INSTRUCTIONS TO FOLLOW – Reproduce every entry in the listing without alteration.
════════════════
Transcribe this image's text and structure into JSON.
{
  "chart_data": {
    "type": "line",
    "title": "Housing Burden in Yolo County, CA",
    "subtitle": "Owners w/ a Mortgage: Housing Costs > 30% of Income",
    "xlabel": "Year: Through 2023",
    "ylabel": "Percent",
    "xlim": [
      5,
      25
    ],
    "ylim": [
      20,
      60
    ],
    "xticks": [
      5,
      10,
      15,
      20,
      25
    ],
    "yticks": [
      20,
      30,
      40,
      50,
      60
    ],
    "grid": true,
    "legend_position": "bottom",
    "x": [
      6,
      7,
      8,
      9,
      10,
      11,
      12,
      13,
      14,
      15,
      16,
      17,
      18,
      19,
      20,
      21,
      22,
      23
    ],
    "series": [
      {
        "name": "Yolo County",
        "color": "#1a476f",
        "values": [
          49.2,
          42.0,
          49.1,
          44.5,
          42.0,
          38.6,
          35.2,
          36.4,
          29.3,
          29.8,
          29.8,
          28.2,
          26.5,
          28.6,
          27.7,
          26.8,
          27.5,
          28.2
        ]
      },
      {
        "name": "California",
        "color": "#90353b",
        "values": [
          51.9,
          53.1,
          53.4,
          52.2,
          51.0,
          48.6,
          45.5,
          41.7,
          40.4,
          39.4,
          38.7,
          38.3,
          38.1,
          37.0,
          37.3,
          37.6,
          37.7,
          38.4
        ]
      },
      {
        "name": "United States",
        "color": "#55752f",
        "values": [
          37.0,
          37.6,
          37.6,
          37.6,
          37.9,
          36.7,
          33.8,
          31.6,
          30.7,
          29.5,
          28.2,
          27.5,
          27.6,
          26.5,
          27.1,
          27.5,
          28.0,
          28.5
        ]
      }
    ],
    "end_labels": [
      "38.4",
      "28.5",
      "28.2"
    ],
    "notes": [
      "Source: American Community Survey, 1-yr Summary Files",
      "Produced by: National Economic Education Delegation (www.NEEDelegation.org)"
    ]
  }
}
════════════════
SOLUTION TO THIS TASK –
Transcribe this image's text and structure into JSON.
{
  "chart_data": {
    "type": "line",
    "title": "Housing Burden in Yolo County, CA",
    "subtitle": "Owners w/ a Mortgage: Housing Costs > 30% of Income",
    "xlabel": "Year: Through 2023",
    "ylabel": "Percent",
    "xlim": [
      5,
      25
    ],
    "ylim": [
      20,
      60
    ],
    "xticks": [
      5,
      10,
      15,
      20,
      25
    ],
    "yticks": [
      20,
      30,
      40,
      50,
      60
    ],
    "grid": true,
    "legend_position": "bottom",
    "x": [
      6,
      7,
      8,
      9,
      10,
      11,
      12,
      13,
      14,
      15,
      16,
      17,
      18,
      19,
      20,
      21,
      22,
      23
    ],
    "series": [
      {
        "name": "Yolo County",
        "color": "#1a476f",
        "values": [
          49.2,
          42.0,
          49.1,
          44.5,
          42.0,
          38.6,
          35.2,
          36.4,
          29.3,
          29.8,
          29.8,
          28.2,
          26.5,
          28.6,
          27.7,
          26.8,
          27.5,
          28.2
        ]
      },
      {
        "name": "California",
        "color": "#90353b",
        "values": [
          51.9,
          53.1,
          53.4,
          52.2,
          51.0,
          48.6,
          45.5,
          41.7,
          40.4,
          39.4,
          38.7,
          38.3,
          38.1,
          37.0,
          37.3,
          37.6,
          37.7,
          38.4
        ]
      },
      {
        "name": "United States",
        "color": "#55752f",
        "values": [
          37.0,
          37.6,
          37.6,
          37.6,
          37.9,
          36.7,
          33.8,
          31.6,
          30.7,
          29.5,
          28.2,
          27.5,
          27.6,
          26.5,
          27.1,
          27.5,
          28.0,
          28.5
        ]
      }
    ],
    "end_labels": [
      "38.4",
      "28.5",
      "28.2"
    ],
    "notes": [
      "Source: American Community Survey, 1-yr Summary Files",
      "Produced by: National Economic Education Delegation (www.NEEDelegation.org)"
    ]
  }
}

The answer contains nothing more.